STUDY TEXT =>

──────────────────────────────

Mon Élan operates a four-prescription safe harbor posture: we never represent more than 50% of any single partner pharmacy's compounded prescription volume for any essentially-a-copy formulation per month. This is a deliberate volume constraint to keep our compounding posture clearly within 503A scope and to prevent any partner pharmacy from drifting toward de facto bulk manufacturing through Mon Élan demand.
Each compounding partner is a separately licensed pharmacy inspected by their state board. They hold their own malpractice and product-liability coverage. Mon Élan has executed a Business Associate Agreement with each partner where they receive PHI beyond the standard prescriber-pharmacy information exchange.
Billing and your relationship with the pharmacy
Mon Élan does not bill you for medication. Your membership covers Mon Élan's clinical services — physician visits, messaging, lab review, protocol design, the patient portal. The medication itself is dispensed and billed by the pharmacy.
- Branded GLP-1 (Wegovy®, Zepbound®, Mounjaro®) is dispensed and billed by our retail/specialty pharmacy partner at the dispensing pharmacy's published cash price. You pay the dispensing pharmacy directly.
- Compounded peptides and any compounded GLP-1 are billed by our 503A compounding pharmacy partner at the pharmacy's published cash price for compounded preparations. The full out-of-pocket figure is shown in your portal before any prescription is routed. You pay the pharmacy directly.
- The full out-of-pocket cost of any prescription is shown in your portal before you authorize routing. There is no hidden markup. There are no surprise bills.
Risks and adverse events
Compounded medications carry the same general risks as branded medications of the same class — for example, a compounded peptide preparation has the same adverse-event profile as the substance itself in published literature. Your physician will discuss specific risks with you at your visit before any prescription is issued.
Additionally, compounded preparations have these regulatory-status risks:
- Quality and stability depend on the compounding pharmacy's processes; FDA has not evaluated the specific preparation for safety, efficacy, or shelf life.
- Lot-to-lot variability can occur in compounded preparations more than in commercially manufactured products. Mon Élan's partner pharmacies use validated USP <797> processes, but no compounding pharmacy can achieve the consistency of large-scale FDA-approved manufacturing.

──────────────────────────────

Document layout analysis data
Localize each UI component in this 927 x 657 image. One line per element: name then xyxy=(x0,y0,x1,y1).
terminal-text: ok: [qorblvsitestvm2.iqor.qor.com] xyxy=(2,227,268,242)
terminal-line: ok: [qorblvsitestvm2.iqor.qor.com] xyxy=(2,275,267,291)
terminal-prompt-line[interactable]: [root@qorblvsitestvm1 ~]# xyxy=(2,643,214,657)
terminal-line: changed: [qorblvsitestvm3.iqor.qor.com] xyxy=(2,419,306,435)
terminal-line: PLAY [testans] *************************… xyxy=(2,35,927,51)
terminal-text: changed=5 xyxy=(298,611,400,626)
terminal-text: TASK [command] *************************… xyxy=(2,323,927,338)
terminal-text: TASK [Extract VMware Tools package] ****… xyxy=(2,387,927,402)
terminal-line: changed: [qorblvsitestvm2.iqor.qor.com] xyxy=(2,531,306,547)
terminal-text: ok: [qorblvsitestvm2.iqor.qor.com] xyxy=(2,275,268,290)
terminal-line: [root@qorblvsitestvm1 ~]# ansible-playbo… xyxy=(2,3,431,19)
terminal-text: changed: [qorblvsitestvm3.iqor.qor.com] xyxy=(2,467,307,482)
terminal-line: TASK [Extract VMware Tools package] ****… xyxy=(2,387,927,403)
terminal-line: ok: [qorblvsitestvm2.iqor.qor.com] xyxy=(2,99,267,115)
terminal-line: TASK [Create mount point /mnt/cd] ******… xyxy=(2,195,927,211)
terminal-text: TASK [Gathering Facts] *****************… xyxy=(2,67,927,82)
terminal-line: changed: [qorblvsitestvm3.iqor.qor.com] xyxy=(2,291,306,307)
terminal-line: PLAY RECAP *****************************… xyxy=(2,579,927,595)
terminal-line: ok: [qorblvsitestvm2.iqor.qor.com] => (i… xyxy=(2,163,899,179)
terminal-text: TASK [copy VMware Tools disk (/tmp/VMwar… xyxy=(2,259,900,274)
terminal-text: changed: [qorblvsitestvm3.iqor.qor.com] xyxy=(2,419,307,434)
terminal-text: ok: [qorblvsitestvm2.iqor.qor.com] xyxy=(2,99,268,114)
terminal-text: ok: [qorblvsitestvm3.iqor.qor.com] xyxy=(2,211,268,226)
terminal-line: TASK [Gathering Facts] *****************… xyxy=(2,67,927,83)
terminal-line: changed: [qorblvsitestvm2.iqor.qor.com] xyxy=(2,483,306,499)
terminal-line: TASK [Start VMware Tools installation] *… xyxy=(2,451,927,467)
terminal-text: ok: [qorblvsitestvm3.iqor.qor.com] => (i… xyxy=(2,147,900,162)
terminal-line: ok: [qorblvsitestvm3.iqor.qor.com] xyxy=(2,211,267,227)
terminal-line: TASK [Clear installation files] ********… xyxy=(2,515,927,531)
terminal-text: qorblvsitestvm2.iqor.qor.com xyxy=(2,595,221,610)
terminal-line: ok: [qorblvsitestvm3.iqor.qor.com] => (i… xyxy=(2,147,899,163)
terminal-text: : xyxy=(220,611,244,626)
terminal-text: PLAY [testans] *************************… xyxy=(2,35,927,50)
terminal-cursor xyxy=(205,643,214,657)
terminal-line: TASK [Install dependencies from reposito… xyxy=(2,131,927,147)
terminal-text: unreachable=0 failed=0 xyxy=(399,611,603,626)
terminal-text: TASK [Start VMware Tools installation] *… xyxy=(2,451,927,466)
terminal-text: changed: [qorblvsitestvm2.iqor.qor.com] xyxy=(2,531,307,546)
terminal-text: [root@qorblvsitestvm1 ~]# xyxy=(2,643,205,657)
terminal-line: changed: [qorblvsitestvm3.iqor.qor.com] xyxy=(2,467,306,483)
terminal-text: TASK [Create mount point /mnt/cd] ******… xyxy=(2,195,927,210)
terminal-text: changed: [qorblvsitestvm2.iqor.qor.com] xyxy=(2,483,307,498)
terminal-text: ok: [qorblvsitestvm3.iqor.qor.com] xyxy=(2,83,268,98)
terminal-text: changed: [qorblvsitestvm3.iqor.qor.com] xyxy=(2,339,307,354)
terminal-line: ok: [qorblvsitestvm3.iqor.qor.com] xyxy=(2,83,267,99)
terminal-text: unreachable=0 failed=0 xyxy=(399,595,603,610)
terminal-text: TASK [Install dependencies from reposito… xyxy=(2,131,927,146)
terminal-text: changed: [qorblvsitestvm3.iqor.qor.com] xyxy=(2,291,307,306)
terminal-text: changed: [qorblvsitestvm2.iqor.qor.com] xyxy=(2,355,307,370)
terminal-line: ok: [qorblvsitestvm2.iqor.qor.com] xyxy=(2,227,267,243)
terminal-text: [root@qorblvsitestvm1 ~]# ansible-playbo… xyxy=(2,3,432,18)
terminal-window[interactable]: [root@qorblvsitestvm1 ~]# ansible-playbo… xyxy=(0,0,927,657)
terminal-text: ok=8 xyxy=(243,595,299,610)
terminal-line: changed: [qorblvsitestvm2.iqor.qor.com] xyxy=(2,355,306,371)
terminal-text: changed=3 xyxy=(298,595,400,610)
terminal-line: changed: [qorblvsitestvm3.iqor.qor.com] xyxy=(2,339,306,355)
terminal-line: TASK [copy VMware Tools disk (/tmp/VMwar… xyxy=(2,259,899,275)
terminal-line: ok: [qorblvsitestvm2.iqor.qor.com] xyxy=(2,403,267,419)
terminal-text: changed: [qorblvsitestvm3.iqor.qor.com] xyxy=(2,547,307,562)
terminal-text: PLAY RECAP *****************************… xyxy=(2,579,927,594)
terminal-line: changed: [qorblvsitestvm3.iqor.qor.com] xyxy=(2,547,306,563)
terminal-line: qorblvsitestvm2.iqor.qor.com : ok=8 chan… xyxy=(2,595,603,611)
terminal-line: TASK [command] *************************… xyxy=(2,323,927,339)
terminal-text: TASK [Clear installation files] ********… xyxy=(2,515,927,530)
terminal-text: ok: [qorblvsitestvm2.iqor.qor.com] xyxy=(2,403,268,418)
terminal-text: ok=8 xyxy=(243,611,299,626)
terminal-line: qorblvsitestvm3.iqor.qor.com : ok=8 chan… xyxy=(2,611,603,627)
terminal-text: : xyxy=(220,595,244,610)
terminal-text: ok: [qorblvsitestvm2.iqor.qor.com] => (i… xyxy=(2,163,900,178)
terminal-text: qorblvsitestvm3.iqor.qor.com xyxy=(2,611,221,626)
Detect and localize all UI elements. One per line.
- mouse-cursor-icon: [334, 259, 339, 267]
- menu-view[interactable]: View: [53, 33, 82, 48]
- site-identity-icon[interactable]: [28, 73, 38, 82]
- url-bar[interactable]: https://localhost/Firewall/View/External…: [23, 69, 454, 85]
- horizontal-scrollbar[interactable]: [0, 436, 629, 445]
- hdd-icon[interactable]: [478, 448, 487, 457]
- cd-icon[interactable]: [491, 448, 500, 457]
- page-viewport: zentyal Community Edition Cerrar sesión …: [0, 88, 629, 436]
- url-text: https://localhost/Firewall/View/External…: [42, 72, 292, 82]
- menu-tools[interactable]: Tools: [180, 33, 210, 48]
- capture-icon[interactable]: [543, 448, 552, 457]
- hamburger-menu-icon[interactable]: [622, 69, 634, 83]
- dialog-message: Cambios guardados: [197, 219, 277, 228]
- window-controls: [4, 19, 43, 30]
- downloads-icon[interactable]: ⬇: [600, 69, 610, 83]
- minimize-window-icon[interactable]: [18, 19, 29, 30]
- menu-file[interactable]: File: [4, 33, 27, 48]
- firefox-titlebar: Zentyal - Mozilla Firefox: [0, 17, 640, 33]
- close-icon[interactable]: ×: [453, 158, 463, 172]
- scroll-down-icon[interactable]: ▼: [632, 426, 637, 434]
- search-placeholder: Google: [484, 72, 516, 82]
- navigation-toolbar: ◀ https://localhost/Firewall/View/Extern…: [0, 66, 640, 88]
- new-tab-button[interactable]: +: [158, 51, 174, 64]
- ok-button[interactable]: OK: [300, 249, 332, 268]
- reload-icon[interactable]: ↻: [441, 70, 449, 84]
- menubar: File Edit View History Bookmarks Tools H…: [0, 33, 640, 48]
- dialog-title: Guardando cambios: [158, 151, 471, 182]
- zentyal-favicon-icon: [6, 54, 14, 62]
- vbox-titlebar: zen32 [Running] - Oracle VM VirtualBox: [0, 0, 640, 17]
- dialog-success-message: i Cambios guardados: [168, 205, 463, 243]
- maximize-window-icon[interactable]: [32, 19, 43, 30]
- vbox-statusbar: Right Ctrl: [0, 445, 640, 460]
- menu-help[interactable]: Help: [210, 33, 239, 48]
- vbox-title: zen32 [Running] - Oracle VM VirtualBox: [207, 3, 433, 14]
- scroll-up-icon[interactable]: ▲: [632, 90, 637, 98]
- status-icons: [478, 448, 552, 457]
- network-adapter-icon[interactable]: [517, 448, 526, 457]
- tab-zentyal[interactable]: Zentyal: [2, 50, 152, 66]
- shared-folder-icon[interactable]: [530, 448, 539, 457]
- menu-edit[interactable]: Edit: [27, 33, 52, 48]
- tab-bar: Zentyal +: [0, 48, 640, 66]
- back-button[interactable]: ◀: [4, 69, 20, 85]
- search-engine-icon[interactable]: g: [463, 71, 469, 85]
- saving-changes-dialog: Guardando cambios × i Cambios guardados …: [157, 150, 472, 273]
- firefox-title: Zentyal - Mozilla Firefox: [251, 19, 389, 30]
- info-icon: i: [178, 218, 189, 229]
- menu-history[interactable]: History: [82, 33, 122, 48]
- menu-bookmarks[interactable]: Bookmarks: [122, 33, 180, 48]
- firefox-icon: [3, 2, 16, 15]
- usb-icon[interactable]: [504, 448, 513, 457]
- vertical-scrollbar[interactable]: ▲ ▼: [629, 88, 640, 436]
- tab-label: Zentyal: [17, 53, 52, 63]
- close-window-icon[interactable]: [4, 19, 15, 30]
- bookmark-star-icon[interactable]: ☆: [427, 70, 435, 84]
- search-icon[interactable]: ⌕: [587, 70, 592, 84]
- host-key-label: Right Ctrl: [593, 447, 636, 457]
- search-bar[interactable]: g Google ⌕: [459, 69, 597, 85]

──────────────────────────────

Copy the passage of the Mon Élan pharmacy text that runs between "- Compounded peptides" and "no surprise bills.", inclusive. Work only from the Mon Élan pharmacy text.

RESPONSE TO THIS TASK =>
- Compounded peptides and any compounded GLP-1 are billed by our 503A compounding pharmacy partner at the pharmacy's published cash price for compounded preparations. The full out-of-pocket figure is shown in your portal before any prescription is routed. You pay the pharmacy directly.
- The full out-of-pocket cost of any prescription is shown in your portal before you authorize routing. There is no hidden markup. There are no surprise bills.